_DIRECTIVE_
Reproduce each line of the material precisely.

_RECORDS FOR THIS EXERCISE_
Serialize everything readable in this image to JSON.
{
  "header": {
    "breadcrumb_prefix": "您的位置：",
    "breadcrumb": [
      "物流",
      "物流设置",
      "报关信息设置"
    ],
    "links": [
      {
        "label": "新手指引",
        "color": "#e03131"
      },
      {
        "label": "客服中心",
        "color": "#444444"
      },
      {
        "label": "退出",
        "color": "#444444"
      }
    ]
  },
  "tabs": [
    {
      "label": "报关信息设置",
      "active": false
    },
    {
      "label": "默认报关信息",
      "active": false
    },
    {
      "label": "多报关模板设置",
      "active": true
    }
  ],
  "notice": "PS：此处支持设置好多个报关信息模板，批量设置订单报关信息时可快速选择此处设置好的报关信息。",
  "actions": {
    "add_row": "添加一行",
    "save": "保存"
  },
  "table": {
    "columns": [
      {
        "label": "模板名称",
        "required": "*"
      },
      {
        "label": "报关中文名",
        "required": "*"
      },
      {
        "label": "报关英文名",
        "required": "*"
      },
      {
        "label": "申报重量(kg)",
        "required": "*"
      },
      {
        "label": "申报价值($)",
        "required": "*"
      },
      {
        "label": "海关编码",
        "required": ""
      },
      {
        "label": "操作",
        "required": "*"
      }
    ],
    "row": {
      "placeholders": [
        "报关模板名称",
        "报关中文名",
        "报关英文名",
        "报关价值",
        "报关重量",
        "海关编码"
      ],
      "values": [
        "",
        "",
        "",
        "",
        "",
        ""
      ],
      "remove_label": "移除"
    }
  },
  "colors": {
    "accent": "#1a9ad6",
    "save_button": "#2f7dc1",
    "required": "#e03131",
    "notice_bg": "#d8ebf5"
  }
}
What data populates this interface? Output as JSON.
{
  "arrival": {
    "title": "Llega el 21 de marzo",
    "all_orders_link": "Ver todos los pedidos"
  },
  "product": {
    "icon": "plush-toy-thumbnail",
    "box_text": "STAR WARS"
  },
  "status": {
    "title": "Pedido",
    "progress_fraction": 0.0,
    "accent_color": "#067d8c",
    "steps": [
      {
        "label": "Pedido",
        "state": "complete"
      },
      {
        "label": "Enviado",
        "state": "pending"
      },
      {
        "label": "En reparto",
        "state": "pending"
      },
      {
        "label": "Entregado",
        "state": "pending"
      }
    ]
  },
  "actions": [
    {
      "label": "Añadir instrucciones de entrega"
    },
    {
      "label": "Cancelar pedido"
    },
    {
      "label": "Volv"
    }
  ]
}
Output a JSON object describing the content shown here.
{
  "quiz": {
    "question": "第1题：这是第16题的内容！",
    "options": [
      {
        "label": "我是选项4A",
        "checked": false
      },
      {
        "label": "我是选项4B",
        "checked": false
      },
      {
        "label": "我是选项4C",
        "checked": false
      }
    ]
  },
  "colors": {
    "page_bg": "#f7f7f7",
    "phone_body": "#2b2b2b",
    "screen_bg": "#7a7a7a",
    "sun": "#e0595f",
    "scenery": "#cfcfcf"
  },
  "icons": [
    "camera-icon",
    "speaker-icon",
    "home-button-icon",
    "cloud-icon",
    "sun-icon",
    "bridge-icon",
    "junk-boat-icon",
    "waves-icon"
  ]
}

_RESULT OF THIS EXERCISE_
Serialize everything readable in this image to JSON.
{
  "header": {
    "breadcrumb_prefix": "您的位置：",
    "breadcrumb": [
      "物流",
      "物流设置",
      "报关信息设置"
    ],
    "links": [
      {
        "label": "新手指引",
        "color": "#e03131"
      },
      {
        "label": "客服中心",
        "color": "#444444"
      },
      {
        "label": "退出",
        "color": "#444444"
      }
    ]
  },
  "tabs": [
    {
      "label": "报关信息设置",
      "active": false
    },
    {
      "label": "默认报关信息",
      "active": false
    },
    {
      "label": "多报关模板设置",
      "active": true
    }
  ],
  "notice": "PS：此处支持设置好多个报关信息模板，批量设置订单报关信息时可快速选择此处设置好的报关信息。",
  "actions": {
    "add_row": "添加一行",
    "save": "保存"
  },
  "table": {
    "columns": [
      {
        "label": "模板名称",
        "required": "*"
      },
      {
        "label": "报关中文名",
        "required": "*"
      },
      {
        "label": "报关英文名",
        "required": "*"
      },
      {
        "label": "申报重量(kg)",
        "required": "*"
      },
      {
        "label": "申报价值($)",
        "required": "*"
      },
      {
        "label": "海关编码",
        "required": ""
      },
      {
        "label": "操作",
        "required": "*"
      }
    ],
    "row": {
      "placeholders": [
        "报关模板名称",
        "报关中文名",
        "报关英文名",
        "报关价值",
        "报关重量",
        "海关编码"
      ],
      "values": [
        "",
        "",
        "",
        "",
        "",
        ""
      ],
      "remove_label": "移除"
    }
  },
  "colors": {
    "accent": "#1a9ad6",
    "save_button": "#2f7dc1",
    "required": "#e03131",
    "notice_bg": "#d8ebf5"
  }
}
What data populates this interface? Output as JSON.
{
  "arrival": {
    "title": "Llega el 21 de marzo",
    "all_orders_link": "Ver todos los pedidos"
  },
  "product": {
    "icon": "plush-toy-thumbnail",
    "box_text": "STAR WARS"
  },
  "status": {
    "title": "Pedido",
    "progress_fraction": 0.0,
    "accent_color": "#067d8c",
    "steps": [
      {
        "label": "Pedido",
        "state": "complete"
      },
      {
        "label": "Enviado",
        "state": "pending"
      },
      {
        "label": "En reparto",
        "state": "pending"
      },
      {
        "label": "Entregado",
        "state": "pending"
      }
    ]
  },
  "actions": [
    {
      "label": "Añadir instrucciones de entrega"
    },
    {
      "label": "Cancelar pedido"
    },
    {
      "label": "Volv"
    }
  ]
}
Output a JSON object describing the content shown here.
{
  "quiz": {
    "question": "第1题：这是第16题的内容！",
    "options": [
      {
        "label": "我是选项4A",
        "checked": false
      },
      {
        "label": "我是选项4B",
        "checked": false
      },
      {
        "label": "我是选项4C",
        "checked": false
      }
    ]
  },
  "colors": {
    "page_bg": "#f7f7f7",
    "phone_body": "#2b2b2b",
    "screen_bg": "#7a7a7a",
    "sun": "#e0595f",
    "scenery": "#cfcfcf"
  },
  "icons": [
    "camera-icon",
    "speaker-icon",
    "home-button-icon",
    "cloud-icon",
    "sun-icon",
    "bridge-icon",
    "junk-boat-icon",
    "waves-icon"
  ]
}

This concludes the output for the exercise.